(Dataset entries on figures)
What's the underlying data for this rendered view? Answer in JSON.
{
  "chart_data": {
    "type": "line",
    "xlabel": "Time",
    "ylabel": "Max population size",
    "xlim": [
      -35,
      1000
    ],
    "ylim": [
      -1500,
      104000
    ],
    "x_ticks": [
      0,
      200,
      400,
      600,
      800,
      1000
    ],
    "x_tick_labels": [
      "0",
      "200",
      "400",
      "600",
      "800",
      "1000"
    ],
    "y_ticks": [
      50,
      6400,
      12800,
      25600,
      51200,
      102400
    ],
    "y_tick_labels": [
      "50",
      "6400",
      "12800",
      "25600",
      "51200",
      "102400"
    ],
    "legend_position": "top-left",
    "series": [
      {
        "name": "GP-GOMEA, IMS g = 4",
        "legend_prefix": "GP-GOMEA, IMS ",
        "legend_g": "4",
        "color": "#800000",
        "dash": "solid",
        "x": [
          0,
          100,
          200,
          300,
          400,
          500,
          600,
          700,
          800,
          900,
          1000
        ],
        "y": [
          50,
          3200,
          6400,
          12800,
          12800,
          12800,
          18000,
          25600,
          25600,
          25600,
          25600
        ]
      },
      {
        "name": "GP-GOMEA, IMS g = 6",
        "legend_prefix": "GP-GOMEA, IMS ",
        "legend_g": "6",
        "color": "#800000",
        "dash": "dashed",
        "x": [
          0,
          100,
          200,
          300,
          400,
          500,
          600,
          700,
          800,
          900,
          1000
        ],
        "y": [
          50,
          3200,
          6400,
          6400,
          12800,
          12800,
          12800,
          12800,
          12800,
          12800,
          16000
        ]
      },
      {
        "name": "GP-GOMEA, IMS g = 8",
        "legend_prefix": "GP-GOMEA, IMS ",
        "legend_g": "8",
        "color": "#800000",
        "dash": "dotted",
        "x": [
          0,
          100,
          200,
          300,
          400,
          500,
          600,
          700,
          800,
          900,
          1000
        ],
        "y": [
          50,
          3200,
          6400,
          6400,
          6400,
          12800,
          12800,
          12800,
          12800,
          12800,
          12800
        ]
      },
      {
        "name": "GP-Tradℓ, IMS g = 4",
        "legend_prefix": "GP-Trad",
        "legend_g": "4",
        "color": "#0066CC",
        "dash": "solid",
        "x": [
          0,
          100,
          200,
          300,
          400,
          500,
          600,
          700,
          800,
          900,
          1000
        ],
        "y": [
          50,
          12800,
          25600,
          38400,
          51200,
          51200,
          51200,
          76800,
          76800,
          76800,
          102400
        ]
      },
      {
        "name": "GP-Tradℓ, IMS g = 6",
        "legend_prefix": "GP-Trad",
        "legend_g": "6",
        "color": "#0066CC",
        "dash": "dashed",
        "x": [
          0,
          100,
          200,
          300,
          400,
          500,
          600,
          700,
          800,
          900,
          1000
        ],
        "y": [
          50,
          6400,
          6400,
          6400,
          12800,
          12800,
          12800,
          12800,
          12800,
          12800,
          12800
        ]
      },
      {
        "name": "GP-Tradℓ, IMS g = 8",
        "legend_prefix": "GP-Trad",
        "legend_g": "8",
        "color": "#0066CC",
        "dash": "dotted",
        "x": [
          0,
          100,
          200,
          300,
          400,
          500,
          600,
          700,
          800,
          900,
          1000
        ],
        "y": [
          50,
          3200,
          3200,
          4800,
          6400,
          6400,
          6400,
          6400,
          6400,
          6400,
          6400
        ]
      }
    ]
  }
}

### WHAT NEEDS TO BE DONE:
Return all of the entries word for word.

### ANSWER:
What's the underlying data for this rendered view? Answer in JSON.
{
  "chart_data": {
    "type": "line",
    "xlabel": "Time",
    "ylabel": "Max population size",
    "xlim": [
      -35,
      1000
    ],
    "ylim": [
      -1500,
      104000
    ],
    "x_ticks": [
      0,
      200,
      400,
      600,
      800,
      1000
    ],
    "x_tick_labels": [
      "0",
      "200",
      "400",
      "600",
      "800",
      "1000"
    ],
    "y_ticks": [
      50,
      6400,
      12800,
      25600,
      51200,
      102400
    ],
    "y_tick_labels": [
      "50",
      "6400",
      "12800",
      "25600",
      "51200",
      "102400"
    ],
    "legend_position": "top-left",
    "series": [
      {
        "name": "GP-GOMEA, IMS g = 4",
        "legend_prefix": "GP-GOMEA, IMS ",
        "legend_g": "4",
        "color": "#800000",
        "dash": "solid",
        "x": [
          0,
          100,
          200,
          300,
          400,
          500,
          600,
          700,
          800,
          900,
          1000
        ],
        "y": [
          50,
          3200,
          6400,
          12800,
          12800,
          12800,
          18000,
          25600,
          25600,
          25600,
          25600
        ]
      },
      {
        "name": "GP-GOMEA, IMS g = 6",
        "legend_prefix": "GP-GOMEA, IMS ",
        "legend_g": "6",
        "color": "#800000",
        "dash": "dashed",
        "x": [
          0,
          100,
          200,
          300,
          400,
          500,
          600,
          700,
          800,
          900,
          1000
        ],
        "y": [
          50,
          3200,
          6400,
          6400,
          12800,
          12800,
          12800,
          12800,
          12800,
          12800,
          16000
        ]
      },
      {
        "name": "GP-GOMEA, IMS g = 8",
        "legend_prefix": "GP-GOMEA, IMS ",
        "legend_g": "8",
        "color": "#800000",
        "dash": "dotted",
        "x": [
          0,
          100,
          200,
          300,
          400,
          500,
          600,
          700,
          800,
          900,
          1000
        ],
        "y": [
          50,
          3200,
          6400,
          6400,
          6400,
          12800,
          12800,
          12800,
          12800,
          12800,
          12800
        ]
      },
      {
        "name": "GP-Tradℓ, IMS g = 4",
        "legend_prefix": "GP-Trad",
        "legend_g": "4",
        "color": "#0066CC",
        "dash": "solid",
        "x": [
          0,
          100,
          200,
          300,
          400,
          500,
          600,
          700,
          800,
          900,
          1000
        ],
        "y": [
          50,
          12800,
          25600,
          38400,
          51200,
          51200,
          51200,
          76800,
          76800,
          76800,
          102400
        ]
      },
      {
        "name": "GP-Tradℓ, IMS g = 6",
        "legend_prefix": "GP-Trad",
        "legend_g": "6",
        "color": "#0066CC",
        "dash": "dashed",
        "x": [
          0,
          100,
          200,
          300,
          400,
          500,
          600,
          700,
          800,
          900,
          1000
        ],
        "y": [
          50,
          6400,
          6400,
          6400,
          12800,
          12800,
          12800,
          12800,
          12800,
          12800,
          12800
        ]
      },
      {
        "name": "GP-Tradℓ, IMS g = 8",
        "legend_prefix": "GP-Trad",
        "legend_g": "8",
        "color": "#0066CC",
        "dash": "dotted",
        "x": [
          0,
          100,
          200,
          300,
          400,
          500,
          600,
          700,
          800,
          900,
          1000
        ],
        "y": [
          50,
          3200,
          3200,
          4800,
          6400,
          6400,
          6400,
          6400,
          6400,
          6400,
          6400
        ]
      }
    ]
  }
}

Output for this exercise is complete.